** START OF Data records **

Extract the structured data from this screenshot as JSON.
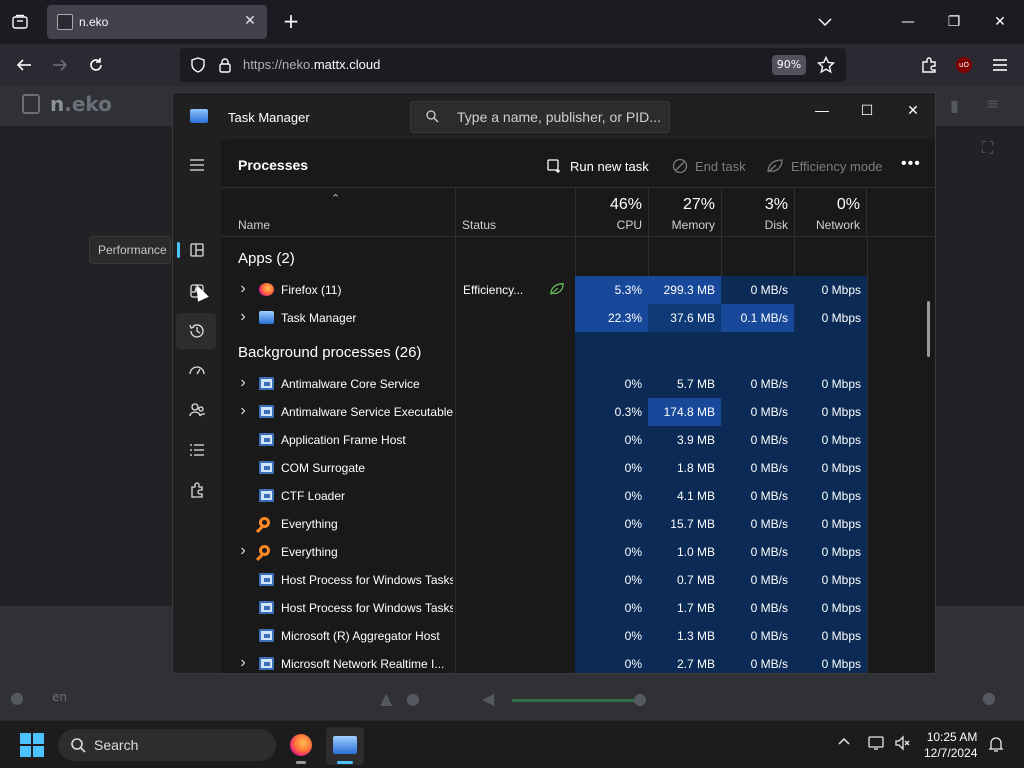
{
  "browser": {
    "tab_title": "n.eko",
    "url_scheme": "https://neko.",
    "url_domain": "mattx.cloud",
    "zoom": "90%",
    "ublock_badge": "uO"
  },
  "neko": {
    "logo_n": "n",
    "logo_rest": ".eko",
    "language": "en"
  },
  "tooltip": "Performance",
  "task_manager": {
    "title": "Task Manager",
    "search_placeholder": "Type a name, publisher, or PID...",
    "page_title": "Processes",
    "run_new_task": "Run new task",
    "end_task": "End task",
    "efficiency_mode": "Efficiency mode",
    "columns": {
      "name": "Name",
      "status": "Status",
      "cpu_pct": "46%",
      "cpu": "CPU",
      "memory_pct": "27%",
      "memory": "Memory",
      "disk_pct": "3%",
      "disk": "Disk",
      "network_pct": "0%",
      "network": "Network"
    },
    "groups": {
      "apps": "Apps (2)",
      "background": "Background processes (26)"
    },
    "apps": [
      {
        "name": "Firefox (11)",
        "status": "Efficiency...",
        "cpu": "5.3%",
        "memory": "299.3 MB",
        "disk": "0 MB/s",
        "network": "0 Mbps",
        "expandable": true,
        "icon": "firefox-icon"
      },
      {
        "name": "Task Manager",
        "status": "",
        "cpu": "22.3%",
        "memory": "37.6 MB",
        "disk": "0.1 MB/s",
        "network": "0 Mbps",
        "expandable": true,
        "icon": "task-manager-icon"
      }
    ],
    "background": [
      {
        "name": "Antimalware Core Service",
        "cpu": "0%",
        "memory": "5.7 MB",
        "disk": "0 MB/s",
        "network": "0 Mbps",
        "expandable": true,
        "icon": "window-icon"
      },
      {
        "name": "Antimalware Service Executable",
        "cpu": "0.3%",
        "memory": "174.8 MB",
        "disk": "0 MB/s",
        "network": "0 Mbps",
        "expandable": true,
        "icon": "window-icon"
      },
      {
        "name": "Application Frame Host",
        "cpu": "0%",
        "memory": "3.9 MB",
        "disk": "0 MB/s",
        "network": "0 Mbps",
        "expandable": false,
        "icon": "window-icon"
      },
      {
        "name": "COM Surrogate",
        "cpu": "0%",
        "memory": "1.8 MB",
        "disk": "0 MB/s",
        "network": "0 Mbps",
        "expandable": false,
        "icon": "window-icon"
      },
      {
        "name": "CTF Loader",
        "cpu": "0%",
        "memory": "4.1 MB",
        "disk": "0 MB/s",
        "network": "0 Mbps",
        "expandable": false,
        "icon": "window-icon"
      },
      {
        "name": "Everything",
        "cpu": "0%",
        "memory": "15.7 MB",
        "disk": "0 MB/s",
        "network": "0 Mbps",
        "expandable": false,
        "icon": "everything-icon"
      },
      {
        "name": "Everything",
        "cpu": "0%",
        "memory": "1.0 MB",
        "disk": "0 MB/s",
        "network": "0 Mbps",
        "expandable": true,
        "icon": "everything-icon"
      },
      {
        "name": "Host Process for Windows Tasks",
        "cpu": "0%",
        "memory": "0.7 MB",
        "disk": "0 MB/s",
        "network": "0 Mbps",
        "expandable": false,
        "icon": "window-icon"
      },
      {
        "name": "Host Process for Windows Tasks",
        "cpu": "0%",
        "memory": "1.7 MB",
        "disk": "0 MB/s",
        "network": "0 Mbps",
        "expandable": false,
        "icon": "window-icon"
      },
      {
        "name": "Microsoft (R) Aggregator Host",
        "cpu": "0%",
        "memory": "1.3 MB",
        "disk": "0 MB/s",
        "network": "0 Mbps",
        "expandable": false,
        "icon": "window-icon"
      },
      {
        "name": "Microsoft Network Realtime I...",
        "cpu": "0%",
        "memory": "2.7 MB",
        "disk": "0 MB/s",
        "network": "0 Mbps",
        "expandable": true,
        "icon": "window-icon"
      }
    ]
  },
  "taskbar": {
    "search_label": "Search",
    "time": "10:25 AM",
    "date": "12/7/2024"
  },
  "colors": {
    "heat_low": "#0b2a55",
    "heat_mid": "#0e3a78",
    "heat_high": "#17489a",
    "accent": "#4cc2ff"
  }
}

** END OF Data records **

--- Exercise objective ---
Retype all entries exactly as they appear, dropping the images.

--- Expected answer ---
Extract the structured data from this screenshot as JSON.
{
  "browser": {
    "tab_title": "n.eko",
    "url_scheme": "https://neko.",
    "url_domain": "mattx.cloud",
    "zoom": "90%",
    "ublock_badge": "uO"
  },
  "neko": {
    "logo_n": "n",
    "logo_rest": ".eko",
    "language": "en"
  },
  "tooltip": "Performance",
  "task_manager": {
    "title": "Task Manager",
    "search_placeholder": "Type a name, publisher, or PID...",
    "page_title": "Processes",
    "run_new_task": "Run new task",
    "end_task": "End task",
    "efficiency_mode": "Efficiency mode",
    "columns": {
      "name": "Name",
      "status": "Status",
      "cpu_pct": "46%",
      "cpu": "CPU",
      "memory_pct": "27%",
      "memory": "Memory",
      "disk_pct": "3%",
      "disk": "Disk",
      "network_pct": "0%",
      "network": "Network"
    },
    "groups": {
      "apps": "Apps (2)",
      "background": "Background processes (26)"
    },
    "apps": [
      {
        "name": "Firefox (11)",
        "status": "Efficiency...",
        "cpu": "5.3%",
        "memory": "299.3 MB",
        "disk": "0 MB/s",
        "network": "0 Mbps",
        "expandable": true,
        "icon": "firefox-icon"
      },
      {
        "name": "Task Manager",
        "status": "",
        "cpu": "22.3%",
        "memory": "37.6 MB",
        "disk": "0.1 MB/s",
        "network": "0 Mbps",
        "expandable": true,
        "icon": "task-manager-icon"
      }
    ],
    "background": [
      {
        "name": "Antimalware Core Service",
        "cpu": "0%",
        "memory": "5.7 MB",
        "disk": "0 MB/s",
        "network": "0 Mbps",
        "expandable": true,
        "icon": "window-icon"
      },
      {
        "name": "Antimalware Service Executable",
        "cpu": "0.3%",
        "memory": "174.8 MB",
        "disk": "0 MB/s",
        "network": "0 Mbps",
        "expandable": true,
        "icon": "window-icon"
      },
      {
        "name": "Application Frame Host",
        "cpu": "0%",
        "memory": "3.9 MB",
        "disk": "0 MB/s",
        "network": "0 Mbps",
        "expandable": false,
        "icon": "window-icon"
      },
      {
        "name": "COM Surrogate",
        "cpu": "0%",
        "memory": "1.8 MB",
        "disk": "0 MB/s",
        "network": "0 Mbps",
        "expandable": false,
        "icon": "window-icon"
      },
      {
        "name": "CTF Loader",
        "cpu": "0%",
        "memory": "4.1 MB",
        "disk": "0 MB/s",
        "network": "0 Mbps",
        "expandable": false,
        "icon": "window-icon"
      },
      {
        "name": "Everything",
        "cpu": "0%",
        "memory": "15.7 MB",
        "disk": "0 MB/s",
        "network": "0 Mbps",
        "expandable": false,
        "icon": "everything-icon"
      },
      {
        "name": "Everything",
        "cpu": "0%",
        "memory": "1.0 MB",
        "disk": "0 MB/s",
        "network": "0 Mbps",
        "expandable": true,
        "icon": "everything-icon"
      },
      {
        "name": "Host Process for Windows Tasks",
        "cpu": "0%",
        "memory": "0.7 MB",
        "disk": "0 MB/s",
        "network": "0 Mbps",
        "expandable": false,
        "icon": "window-icon"
      },
      {
        "name": "Host Process for Windows Tasks",
        "cpu": "0%",
        "memory": "1.7 MB",
        "disk": "0 MB/s",
        "network": "0 Mbps",
        "expandable": false,
        "icon": "window-icon"
      },
      {
        "name": "Microsoft (R) Aggregator Host",
        "cpu": "0%",
        "memory": "1.3 MB",
        "disk": "0 MB/s",
        "network": "0 Mbps",
        "expandable": false,
        "icon": "window-icon"
      },
      {
        "name": "Microsoft Network Realtime I...",
        "cpu": "0%",
        "memory": "2.7 MB",
        "disk": "0 MB/s",
        "network": "0 Mbps",
        "expandable": true,
        "icon": "window-icon"
      }
    ]
  },
  "taskbar": {
    "search_label": "Search",
    "time": "10:25 AM",
    "date": "12/7/2024"
  },
  "colors": {
    "heat_low": "#0b2a55",
    "heat_mid": "#0e3a78",
    "heat_high": "#17489a",
    "accent": "#4cc2ff"
  }
}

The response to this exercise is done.